**YOUR OBJECTIVE**
Print out the material that follows word for word.

Stored dataset items:
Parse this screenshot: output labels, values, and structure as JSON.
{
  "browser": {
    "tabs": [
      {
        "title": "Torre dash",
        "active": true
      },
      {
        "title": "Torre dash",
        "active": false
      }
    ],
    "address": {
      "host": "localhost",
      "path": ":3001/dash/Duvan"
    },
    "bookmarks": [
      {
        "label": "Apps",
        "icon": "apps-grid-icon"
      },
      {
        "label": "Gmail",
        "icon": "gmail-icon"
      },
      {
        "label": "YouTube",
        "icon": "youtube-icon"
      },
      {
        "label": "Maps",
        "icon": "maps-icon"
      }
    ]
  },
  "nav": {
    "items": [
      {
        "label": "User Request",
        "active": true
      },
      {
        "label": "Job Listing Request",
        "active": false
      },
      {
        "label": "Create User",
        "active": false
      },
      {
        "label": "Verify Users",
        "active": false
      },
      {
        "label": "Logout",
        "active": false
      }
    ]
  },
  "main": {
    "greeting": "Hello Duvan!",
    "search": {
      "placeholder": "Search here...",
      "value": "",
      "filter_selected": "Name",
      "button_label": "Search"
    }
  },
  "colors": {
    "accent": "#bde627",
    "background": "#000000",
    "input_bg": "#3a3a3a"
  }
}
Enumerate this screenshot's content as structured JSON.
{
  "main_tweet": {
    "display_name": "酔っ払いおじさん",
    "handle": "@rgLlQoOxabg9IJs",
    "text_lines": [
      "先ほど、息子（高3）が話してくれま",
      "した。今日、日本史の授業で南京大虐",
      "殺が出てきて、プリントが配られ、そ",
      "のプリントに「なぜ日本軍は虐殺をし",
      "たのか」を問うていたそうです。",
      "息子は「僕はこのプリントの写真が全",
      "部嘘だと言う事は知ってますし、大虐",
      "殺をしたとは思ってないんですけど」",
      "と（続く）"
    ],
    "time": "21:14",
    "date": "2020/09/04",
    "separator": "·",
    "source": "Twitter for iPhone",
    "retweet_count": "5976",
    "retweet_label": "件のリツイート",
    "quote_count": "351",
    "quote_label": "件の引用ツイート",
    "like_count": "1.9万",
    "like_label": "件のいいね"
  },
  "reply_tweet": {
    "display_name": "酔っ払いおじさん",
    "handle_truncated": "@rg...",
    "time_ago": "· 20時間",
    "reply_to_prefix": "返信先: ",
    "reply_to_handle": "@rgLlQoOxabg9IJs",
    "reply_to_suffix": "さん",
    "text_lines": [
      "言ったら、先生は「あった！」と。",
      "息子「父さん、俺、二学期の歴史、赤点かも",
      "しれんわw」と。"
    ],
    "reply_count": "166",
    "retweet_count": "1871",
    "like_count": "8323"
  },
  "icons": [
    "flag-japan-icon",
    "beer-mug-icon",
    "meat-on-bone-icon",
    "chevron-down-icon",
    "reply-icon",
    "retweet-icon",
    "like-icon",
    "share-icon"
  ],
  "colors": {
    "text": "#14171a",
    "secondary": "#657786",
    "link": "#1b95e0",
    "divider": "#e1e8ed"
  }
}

**RESPONSE TO THIS TASK**
Parse this screenshot: output labels, values, and structure as JSON.
{
  "browser": {
    "tabs": [
      {
        "title": "Torre dash",
        "active": true
      },
      {
        "title": "Torre dash",
        "active": false
      }
    ],
    "address": {
      "host": "localhost",
      "path": ":3001/dash/Duvan"
    },
    "bookmarks": [
      {
        "label": "Apps",
        "icon": "apps-grid-icon"
      },
      {
        "label": "Gmail",
        "icon": "gmail-icon"
      },
      {
        "label": "YouTube",
        "icon": "youtube-icon"
      },
      {
        "label": "Maps",
        "icon": "maps-icon"
      }
    ]
  },
  "nav": {
    "items": [
      {
        "label": "User Request",
        "active": true
      },
      {
        "label": "Job Listing Request",
        "active": false
      },
      {
        "label": "Create User",
        "active": false
      },
      {
        "label": "Verify Users",
        "active": false
      },
      {
        "label": "Logout",
        "active": false
      }
    ]
  },
  "main": {
    "greeting": "Hello Duvan!",
    "search": {
      "placeholder": "Search here...",
      "value": "",
      "filter_selected": "Name",
      "button_label": "Search"
    }
  },
  "colors": {
    "accent": "#bde627",
    "background": "#000000",
    "input_bg": "#3a3a3a"
  }
}
Enumerate this screenshot's content as structured JSON.
{
  "main_tweet": {
    "display_name": "酔っ払いおじさん",
    "handle": "@rgLlQoOxabg9IJs",
    "text_lines": [
      "先ほど、息子（高3）が話してくれま",
      "した。今日、日本史の授業で南京大虐",
      "殺が出てきて、プリントが配られ、そ",
      "のプリントに「なぜ日本軍は虐殺をし",
      "たのか」を問うていたそうです。",
      "息子は「僕はこのプリントの写真が全",
      "部嘘だと言う事は知ってますし、大虐",
      "殺をしたとは思ってないんですけど」",
      "と（続く）"
    ],
    "time": "21:14",
    "date": "2020/09/04",
    "separator": "·",
    "source": "Twitter for iPhone",
    "retweet_count": "5976",
    "retweet_label": "件のリツイート",
    "quote_count": "351",
    "quote_label": "件の引用ツイート",
    "like_count": "1.9万",
    "like_label": "件のいいね"
  },
  "reply_tweet": {
    "display_name": "酔っ払いおじさん",
    "handle_truncated": "@rg...",
    "time_ago": "· 20時間",
    "reply_to_prefix": "返信先: ",
    "reply_to_handle": "@rgLlQoOxabg9IJs",
    "reply_to_suffix": "さん",
    "text_lines": [
      "言ったら、先生は「あった！」と。",
      "息子「父さん、俺、二学期の歴史、赤点かも",
      "しれんわw」と。"
    ],
    "reply_count": "166",
    "retweet_count": "1871",
    "like_count": "8323"
  },
  "icons": [
    "flag-japan-icon",
    "beer-mug-icon",
    "meat-on-bone-icon",
    "chevron-down-icon",
    "reply-icon",
    "retweet-icon",
    "like-icon",
    "share-icon"
  ],
  "colors": {
    "text": "#14171a",
    "secondary": "#657786",
    "link": "#1b95e0",
    "divider": "#e1e8ed"
  }
}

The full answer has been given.